* **Rows from a dataset**:
◇ ◇ ◇

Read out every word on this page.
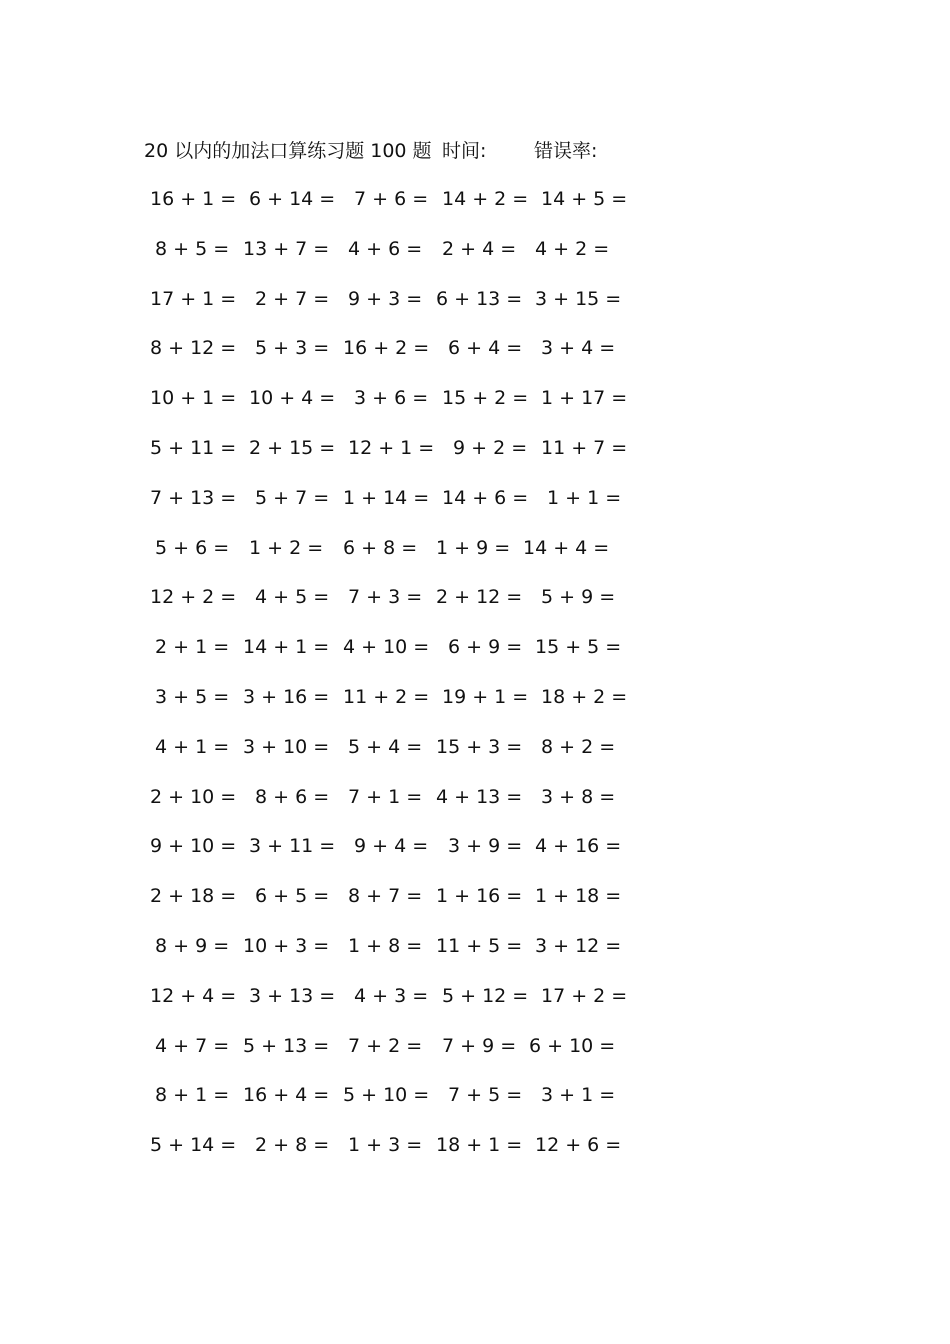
20 以内的加法口算练习题 100 题 时间:	错误率:
16 + 1 = 6 + 14 = 7 + 6 = 14 + 2 = 14 + 5 =
8 + 5 = 13 + 7 = 4 + 6 = 2 + 4 = 4 + 2 =
17 + 1 = 2 + 7 = 9 + 3 = 6 + 13 = 3 + 15 =
8 + 12 = 5 + 3 = 16 + 2 = 6 + 4 = 3 + 4 =
10 + 1 = 10 + 4 = 3 + 6 = 15 + 2 = 1 + 17 =
5 + 11 = 2 + 15 = 12 + 1 = 9 + 2 = 11 + 7 =
7 + 13 = 5 + 7 = 1 + 14 = 14 + 6 = 1 + 1 =
5 + 6 = 1 + 2 = 6 + 8 = 1 + 9 = 14 + 4 =
12 + 2 = 4 + 5 = 7 + 3 = 2 + 12 = 5 + 9 =
2 + 1 = 14 + 1 = 4 + 10 = 6 + 9 = 15 + 5 =
3 + 5 = 3 + 16 = 11 + 2 = 19 + 1 = 18 + 2 =
4 + 1 = 3 + 10 = 5 + 4 = 15 + 3 = 8 + 2 =
2 + 10 = 8 + 6 = 7 + 1 = 4 + 13 = 3 + 8 =
9 + 10 = 3 + 11 = 9 + 4 = 3 + 9 = 4 + 16 =
2 + 18 = 6 + 5 = 8 + 7 = 1 + 16 = 1 + 18 =
8 + 9 = 10 + 3 = 1 + 8 = 11 + 5 = 3 + 12 =
12 + 4 = 3 + 13 = 4 + 3 = 5 + 12 = 17 + 2 =
4 + 7 = 5 + 13 = 7 + 2 = 7 + 9 = 6 + 10 =
8 + 1 = 16 + 4 = 5 + 10 = 7 + 5 = 3 + 1 =
5 + 14 = 2 + 8 = 1 + 3 = 18 + 1 = 12 + 6 =
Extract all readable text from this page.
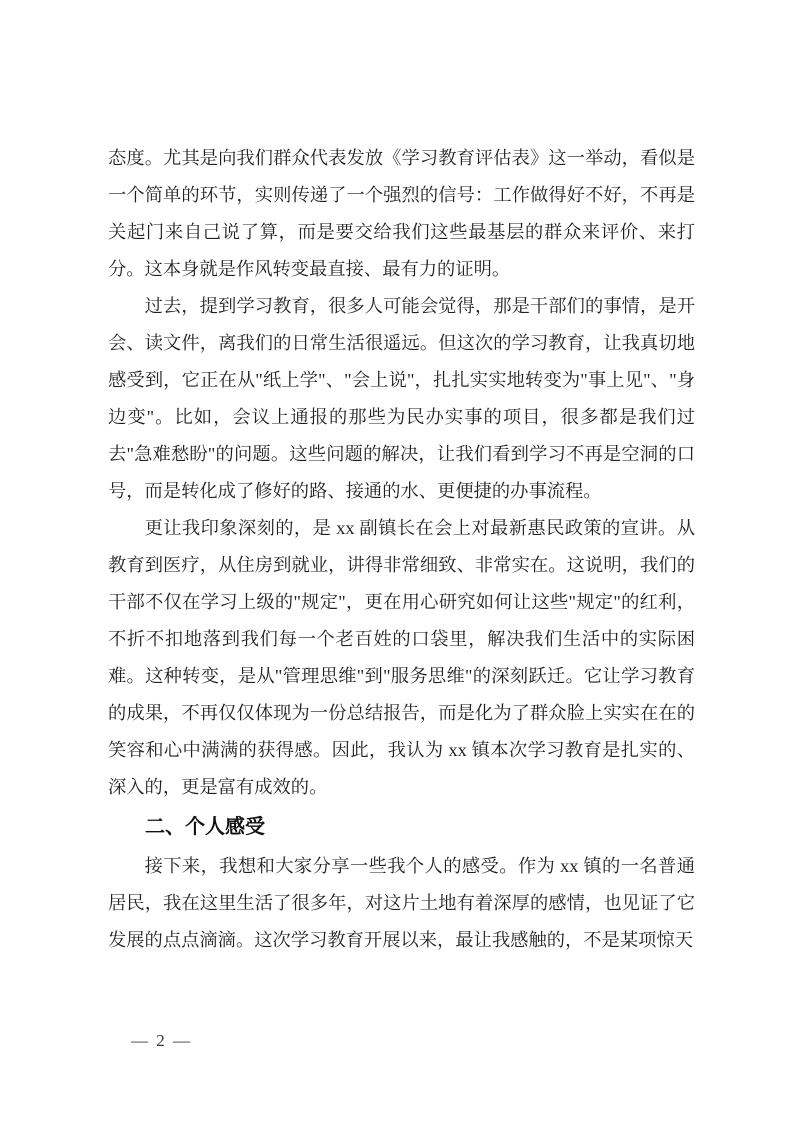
态度。尤其是向我们群众代表发放《学习教育评估表》这一举动，看似是一个简单的环节，实则传递了一个强烈的信号：工作做得好不好，不再是关起门来自己说了算，而是要交给我们这些最基层的群众来评价、来打分。这本身就是作风转变最直接、最有力的证明。

过去，提到学习教育，很多人可能会觉得，那是干部们的事情，是开会、读文件，离我们的日常生活很遥远。但这次的学习教育，让我真切地感受到，它正在从"纸上学"、"会上说"，扎扎实实地转变为"事上见"、"身边变"。比如，会议上通报的那些为民办实事的项目，很多都是我们过去"急难愁盼"的问题。这些问题的解决，让我们看到学习不再是空洞的口号，而是转化成了修好的路、接通的水、更便捷的办事流程。

更让我印象深刻的，是 xx 副镇长在会上对最新惠民政策的宣讲。从教育到医疗，从住房到就业，讲得非常细致、非常实在。这说明，我们的干部不仅在学习上级的"规定"，更在用心研究如何让这些"规定"的红利，不折不扣地落到我们每一个老百姓的口袋里，解决我们生活中的实际困难。这种转变，是从"管理思维"到"服务思维"的深刻跃迁。它让学习教育的成果，不再仅仅体现为一份总结报告，而是化为了群众脸上实实在在的笑容和心中满满的获得感。因此，我认为 xx 镇本次学习教育是扎实的、深入的，更是富有成效的。

二、个人感受

接下来，我想和大家分享一些我个人的感受。作为 xx 镇的一名普通居民，我在这里生活了很多年，对这片土地有着深厚的感情，也见证了它发展的点点滴滴。这次学习教育开展以来，最让我感触的，不是某项惊天

— 2 —
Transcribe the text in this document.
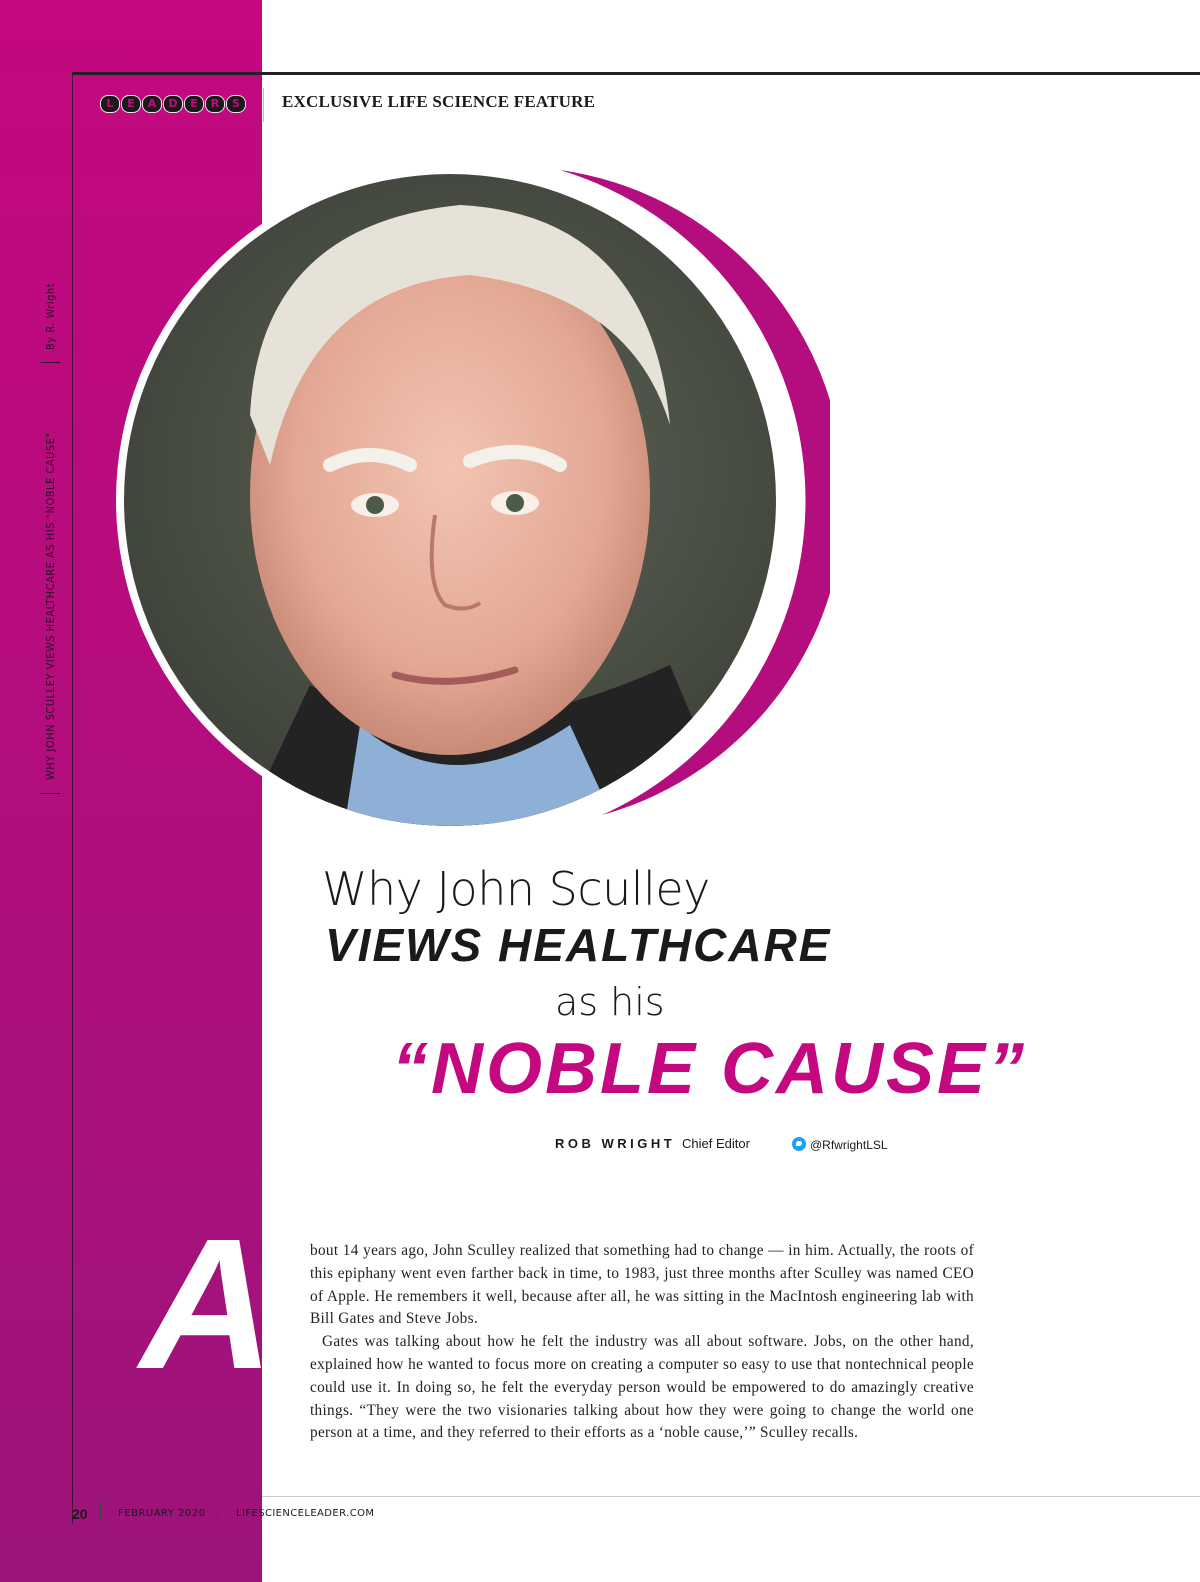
L	E	A	D	E	R	S	EXCLUSIVE LIFE SCIENCE FEATURE
By R. Wright
WHY JOHN SCULLEY VIEWS HEALTHCARE AS HIS "NOBLE CAUSE"
Why John Sculley
VIEWS HEALTHCARE
as his
“NOBLE CAUSE”
ROB WRIGHT Chief Editor	@RfwrightLSL
A bout 14 years ago, John Sculley realized that something had to change — in him. Actually, the roots of this epiphany went even farther back in time, to 1983, just three months after Sculley was named CEO of Apple. He remembers it well, because after all, he was sitting in the MacIntosh engineering lab with Bill Gates and Steve Jobs.

Gates was talking about how he felt the industry was all about software. Jobs, on the other hand, explained how he wanted to focus more on creating a computer so easy to use that nontechnical people could use it. In doing so, he felt the everyday person would be empowered to do amazingly creative things. “They were the two visionaries talking about how they were going to change the world one person at a time, and they referred to their efforts as a ‘noble cause,’” Sculley recalls.

20	FEBRUARY 2020	LIFESCIENCELEADER.COM
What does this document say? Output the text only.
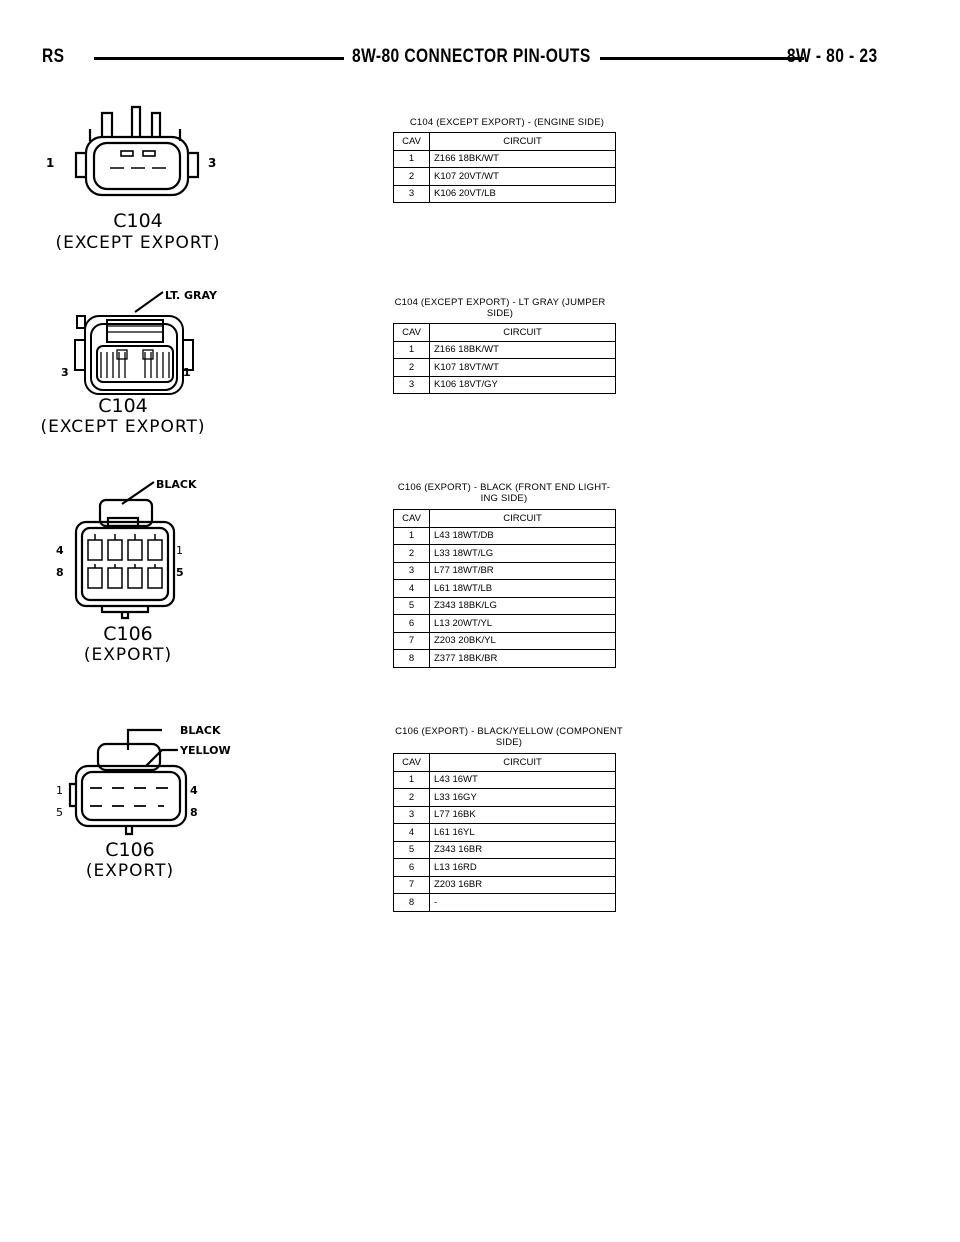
RS	8W-80 CONNECTOR PIN-OUTS	8W - 80 - 23
1	3
C104
(EXCEPT EXPORT)
C104 (EXCEPT EXPORT) - (ENGINE SIDE)
CAV	CIRCUIT
1	Z166 18BK/WT
2	K107 20VT/WT
3	K106 20VT/LB
LT. GRAY
3	1
C104
(EXCEPT EXPORT)
C104 (EXCEPT EXPORT) - LT GRAY (JUMPER
SIDE)
CAV	CIRCUIT
1	Z166 18BK/WT
2	K107 18VT/WT
3	K106 18VT/GY
BLACK
4
8
1
5
C106
(EXPORT)
C106 (EXPORT) - BLACK (FRONT END LIGHT-
ING SIDE)
CAV	CIRCUIT
1	L43 18WT/DB
2	L33 18WT/LG
3	L77 18WT/BR
4	L61 18WT/LB
5	Z343 18BK/LG
6	L13 20WT/YL
7	Z203 20BK/YL
8	Z377 18BK/BR
BLACK
YELLOW
1
5
4
8
C106
(EXPORT)
C106 (EXPORT) - BLACK/YELLOW (COMPONENT
SIDE)
CAV	CIRCUIT
1	L43 16WT
2	L33 16GY
3	L77 16BK
4	L61 16YL
5	Z343 16BR
6	L13 16RD
7	Z203 16BR
8	-
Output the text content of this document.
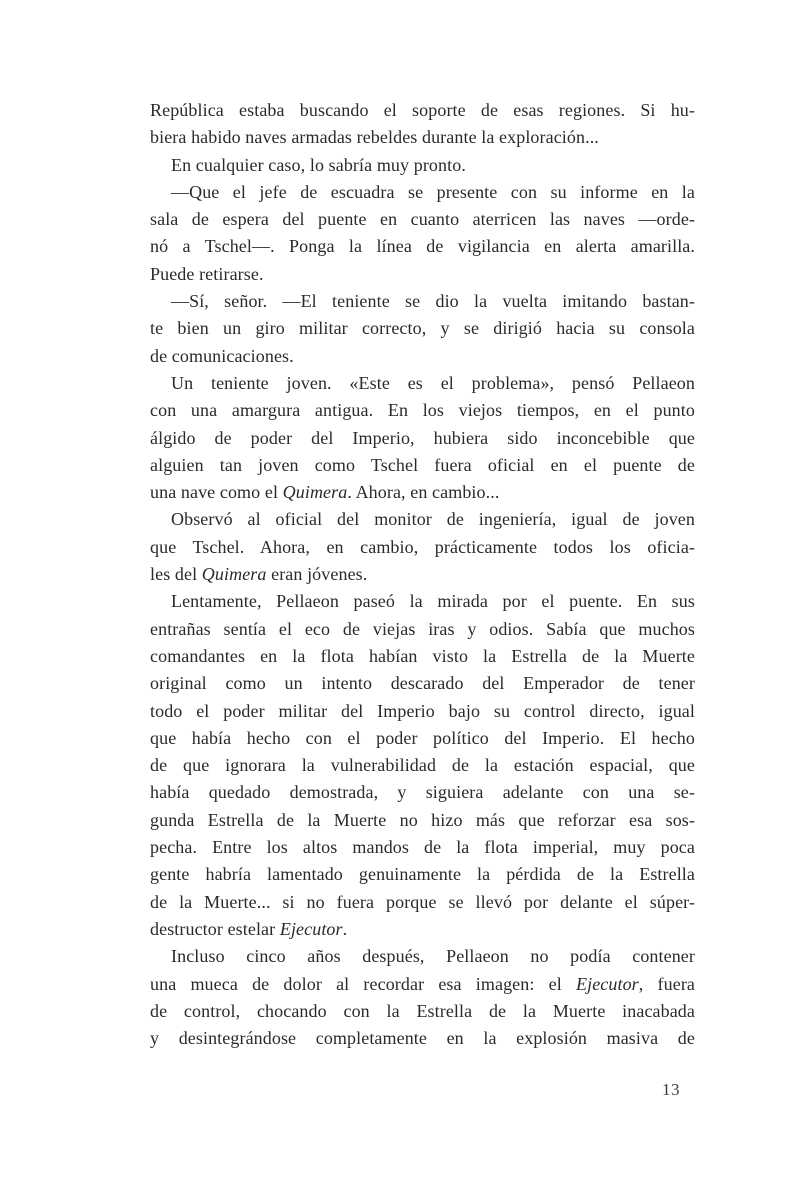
República estaba buscando el soporte de esas regiones. Si hu-
biera habido naves armadas rebeldes durante la exploración...
En cualquier caso, lo sabría muy pronto.
—Que el jefe de escuadra se presente con su informe en la
sala de espera del puente en cuanto aterricen las naves —orde-
nó a Tschel—. Ponga la línea de vigilancia en alerta amarilla.
Puede retirarse.
—Sí, señor. —El teniente se dio la vuelta imitando bastan-
te bien un giro militar correcto, y se dirigió hacia su consola
de comunicaciones.
Un teniente joven. «Este es el problema», pensó Pellaeon
con una amargura antigua. En los viejos tiempos, en el punto
álgido de poder del Imperio, hubiera sido inconcebible que
alguien tan joven como Tschel fuera oficial en el puente de
una nave como el Quimera. Ahora, en cambio...
Observó al oficial del monitor de ingeniería, igual de joven
que Tschel. Ahora, en cambio, prácticamente todos los oficia-
les del Quimera eran jóvenes.
Lentamente, Pellaeon paseó la mirada por el puente. En sus
entrañas sentía el eco de viejas iras y odios. Sabía que muchos
comandantes en la flota habían visto la Estrella de la Muerte
original como un intento descarado del Emperador de tener
todo el poder militar del Imperio bajo su control directo, igual
que había hecho con el poder político del Imperio. El hecho
de que ignorara la vulnerabilidad de la estación espacial, que
había quedado demostrada, y siguiera adelante con una se-
gunda Estrella de la Muerte no hizo más que reforzar esa sos-
pecha. Entre los altos mandos de la flota imperial, muy poca
gente habría lamentado genuinamente la pérdida de la Estrella
de la Muerte... si no fuera porque se llevó por delante el súper-
destructor estelar Ejecutor.
Incluso cinco años después, Pellaeon no podía contener
una mueca de dolor al recordar esa imagen: el Ejecutor, fuera
de control, chocando con la Estrella de la Muerte inacabada
y desintegrándose completamente en la explosión masiva de
13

◇ ◇ ◇

Scan the material and collect every line that contains "flota".

comandantes en la flota habían visto la Estrella de la Muerte
pecha. Entre los altos mandos de la flota imperial, muy poca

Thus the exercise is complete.